Send each entry back exactly as given, pictures excluded.

### RECORDS PROVIDED ###

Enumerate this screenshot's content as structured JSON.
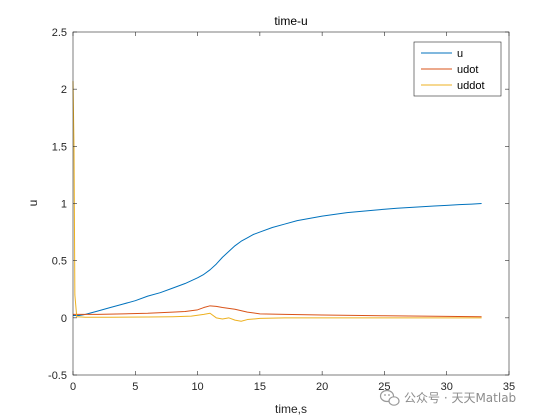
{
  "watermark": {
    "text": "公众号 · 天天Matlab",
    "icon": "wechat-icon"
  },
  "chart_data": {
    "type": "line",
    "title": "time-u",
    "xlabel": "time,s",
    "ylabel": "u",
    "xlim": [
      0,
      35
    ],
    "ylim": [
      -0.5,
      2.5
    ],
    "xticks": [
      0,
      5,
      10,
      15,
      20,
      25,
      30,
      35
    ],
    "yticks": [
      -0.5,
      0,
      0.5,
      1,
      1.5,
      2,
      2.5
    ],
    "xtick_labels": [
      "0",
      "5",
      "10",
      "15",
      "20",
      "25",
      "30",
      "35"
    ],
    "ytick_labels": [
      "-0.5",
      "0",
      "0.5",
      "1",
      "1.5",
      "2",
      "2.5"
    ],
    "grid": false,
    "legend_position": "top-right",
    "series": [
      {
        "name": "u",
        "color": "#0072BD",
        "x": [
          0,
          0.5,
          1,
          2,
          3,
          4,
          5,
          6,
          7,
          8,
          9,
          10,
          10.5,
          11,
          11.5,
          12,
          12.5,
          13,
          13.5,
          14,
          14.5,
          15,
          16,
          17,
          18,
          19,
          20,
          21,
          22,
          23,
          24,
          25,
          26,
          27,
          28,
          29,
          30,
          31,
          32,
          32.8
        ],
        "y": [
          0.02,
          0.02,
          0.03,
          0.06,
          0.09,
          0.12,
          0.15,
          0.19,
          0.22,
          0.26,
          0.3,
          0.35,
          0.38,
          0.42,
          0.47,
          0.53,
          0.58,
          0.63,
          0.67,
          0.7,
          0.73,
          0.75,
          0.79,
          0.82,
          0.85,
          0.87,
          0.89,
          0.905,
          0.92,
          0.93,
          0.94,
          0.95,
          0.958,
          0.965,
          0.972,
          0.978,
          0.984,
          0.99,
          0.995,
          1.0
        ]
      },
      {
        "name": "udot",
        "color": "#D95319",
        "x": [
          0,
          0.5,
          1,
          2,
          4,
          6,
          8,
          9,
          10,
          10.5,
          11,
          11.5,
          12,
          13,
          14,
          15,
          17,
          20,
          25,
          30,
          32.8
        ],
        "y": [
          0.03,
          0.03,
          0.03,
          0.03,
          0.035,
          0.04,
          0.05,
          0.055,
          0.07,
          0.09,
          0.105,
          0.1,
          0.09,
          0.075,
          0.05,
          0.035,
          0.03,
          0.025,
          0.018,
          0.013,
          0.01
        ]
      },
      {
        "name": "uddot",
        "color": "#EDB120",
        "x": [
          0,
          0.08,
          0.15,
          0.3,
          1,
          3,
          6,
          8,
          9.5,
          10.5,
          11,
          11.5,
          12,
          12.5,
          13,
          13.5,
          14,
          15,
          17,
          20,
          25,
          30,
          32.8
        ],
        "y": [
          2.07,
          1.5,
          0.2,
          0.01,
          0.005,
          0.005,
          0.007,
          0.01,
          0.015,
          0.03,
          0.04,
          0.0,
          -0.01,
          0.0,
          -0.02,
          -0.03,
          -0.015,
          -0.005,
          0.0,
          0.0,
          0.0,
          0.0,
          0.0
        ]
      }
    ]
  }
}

###

• REPLY TO THE EXERCISE
Enumerate this screenshot's content as structured JSON.
{
  "watermark": {
    "text": "公众号 · 天天Matlab",
    "icon": "wechat-icon"
  },
  "chart_data": {
    "type": "line",
    "title": "time-u",
    "xlabel": "time,s",
    "ylabel": "u",
    "xlim": [
      0,
      35
    ],
    "ylim": [
      -0.5,
      2.5
    ],
    "xticks": [
      0,
      5,
      10,
      15,
      20,
      25,
      30,
      35
    ],
    "yticks": [
      -0.5,
      0,
      0.5,
      1,
      1.5,
      2,
      2.5
    ],
    "xtick_labels": [
      "0",
      "5",
      "10",
      "15",
      "20",
      "25",
      "30",
      "35"
    ],
    "ytick_labels": [
      "-0.5",
      "0",
      "0.5",
      "1",
      "1.5",
      "2",
      "2.5"
    ],
    "grid": false,
    "legend_position": "top-right",
    "series": [
      {
        "name": "u",
        "color": "#0072BD",
        "x": [
          0,
          0.5,
          1,
          2,
          3,
          4,
          5,
          6,
          7,
          8,
          9,
          10,
          10.5,
          11,
          11.5,
          12,
          12.5,
          13,
          13.5,
          14,
          14.5,
          15,
          16,
          17,
          18,
          19,
          20,
          21,
          22,
          23,
          24,
          25,
          26,
          27,
          28,
          29,
          30,
          31,
          32,
          32.8
        ],
        "y": [
          0.02,
          0.02,
          0.03,
          0.06,
          0.09,
          0.12,
          0.15,
          0.19,
          0.22,
          0.26,
          0.3,
          0.35,
          0.38,
          0.42,
          0.47,
          0.53,
          0.58,
          0.63,
          0.67,
          0.7,
          0.73,
          0.75,
          0.79,
          0.82,
          0.85,
          0.87,
          0.89,
          0.905,
          0.92,
          0.93,
          0.94,
          0.95,
          0.958,
          0.965,
          0.972,
          0.978,
          0.984,
          0.99,
          0.995,
          1.0
        ]
      },
      {
        "name": "udot",
        "color": "#D95319",
        "x": [
          0,
          0.5,
          1,
          2,
          4,
          6,
          8,
          9,
          10,
          10.5,
          11,
          11.5,
          12,
          13,
          14,
          15,
          17,
          20,
          25,
          30,
          32.8
        ],
        "y": [
          0.03,
          0.03,
          0.03,
          0.03,
          0.035,
          0.04,
          0.05,
          0.055,
          0.07,
          0.09,
          0.105,
          0.1,
          0.09,
          0.075,
          0.05,
          0.035,
          0.03,
          0.025,
          0.018,
          0.013,
          0.01
        ]
      },
      {
        "name": "uddot",
        "color": "#EDB120",
        "x": [
          0,
          0.08,
          0.15,
          0.3,
          1,
          3,
          6,
          8,
          9.5,
          10.5,
          11,
          11.5,
          12,
          12.5,
          13,
          13.5,
          14,
          15,
          17,
          20,
          25,
          30,
          32.8
        ],
        "y": [
          2.07,
          1.5,
          0.2,
          0.01,
          0.005,
          0.005,
          0.007,
          0.01,
          0.015,
          0.03,
          0.04,
          0.0,
          -0.01,
          0.0,
          -0.02,
          -0.03,
          -0.015,
          -0.005,
          0.0,
          0.0,
          0.0,
          0.0,
          0.0
        ]
      }
    ]
  }
}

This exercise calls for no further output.